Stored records
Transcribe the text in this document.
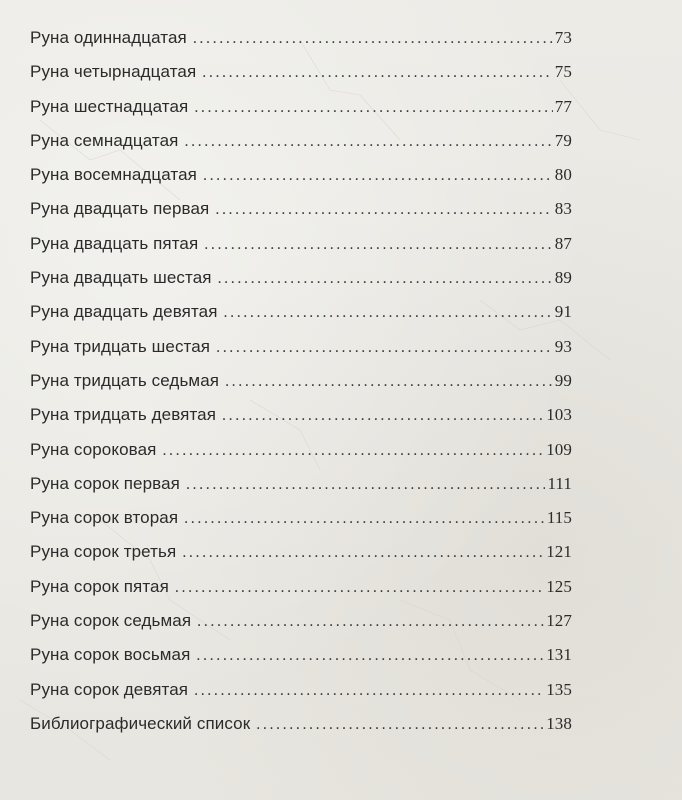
Руна одиннадцатая . . .	73
Руна четырнадцатая . . .	75
Руна шестнадцатая . . .	77
Руна семнадцатая . . .	79
Руна восемнадцатая . . .	80
Руна двадцать первая . . .	83
Руна двадцать пятая . . .	87
Руна двадцать шестая . . .	89
Руна двадцать девятая . . .	91
Руна тридцать шестая . . .	93
Руна тридцать седьмая . . .	99
Руна тридцать девятая . . .	103
Руна сороковая . . .	109
Руна сорок первая . . .	111
Руна сорок вторая . . .	115
Руна сорок третья . . .	121
Руна сорок пятая . . .	125
Руна сорок седьмая . . .	127
Руна сорок восьмая . . .	131
Руна сорок девятая . . .	135
Библиографический список . . .	138
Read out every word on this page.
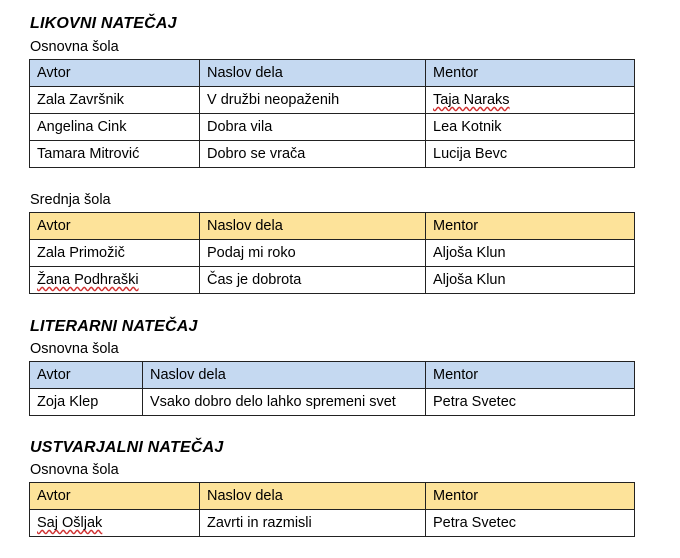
LIKOVNI NATEČAJ
Osnovna šola
Avtor	Naslov dela	Mentor
Zala Završnik	V družbi neopaženih	Taja Naraks
Angelina Cink	Dobra vila	Lea Kotnik
Tamara Mitrović	Dobro se vrača	Lucija Bevc
Srednja šola
Avtor	Naslov dela	Mentor
Zala Primožič	Podaj mi roko	Aljoša Klun
Žana Podhraški	Čas je dobrota	Aljoša Klun
LITERARNI NATEČAJ
Osnovna šola
Avtor	Naslov dela	Mentor
Zoja Klep	Vsako dobro delo lahko spremeni svet	Petra Svetec
USTVARJALNI NATEČAJ
Osnovna šola
Avtor	Naslov dela	Mentor
Saj Ošljak	Zavrti in razmisli	Petra Svetec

## Problem to solve
Transcribe every line in the entries above, taking out only the images.

## Exercise result
Transcribe the text in this document.
Руна одиннадцатая . . .	73
Руна четырнадцатая . . .	75
Руна шестнадцатая . . .	77
Руна семнадцатая . . .	79
Руна восемнадцатая . . .	80
Руна двадцать первая . . .	83
Руна двадцать пятая . . .	87
Руна двадцать шестая . . .	89
Руна двадцать девятая . . .	91
Руна тридцать шестая . . .	93
Руна тридцать седьмая . . .	99
Руна тридцать девятая . . .	103
Руна сороковая . . .	109
Руна сорок первая . . .	111
Руна сорок вторая . . .	115
Руна сорок третья . . .	121
Руна сорок пятая . . .	125
Руна сорок седьмая . . .	127
Руна сорок восьмая . . .	131
Руна сорок девятая . . .	135
Библиографический список . . .	138
Read out every word on this page.
LIKOVNI NATEČAJ
Osnovna šola
Avtor	Naslov dela	Mentor
Zala Završnik	V družbi neopaženih	Taja Naraks
Angelina Cink	Dobra vila	Lea Kotnik
Tamara Mitrović	Dobro se vrača	Lucija Bevc
Srednja šola
Avtor	Naslov dela	Mentor
Zala Primožič	Podaj mi roko	Aljoša Klun
Žana Podhraški	Čas je dobrota	Aljoša Klun
LITERARNI NATEČAJ
Osnovna šola
Avtor	Naslov dela	Mentor
Zoja Klep	Vsako dobro delo lahko spremeni svet	Petra Svetec
USTVARJALNI NATEČAJ
Osnovna šola
Avtor	Naslov dela	Mentor
Saj Ošljak	Zavrti in razmisli	Petra Svetec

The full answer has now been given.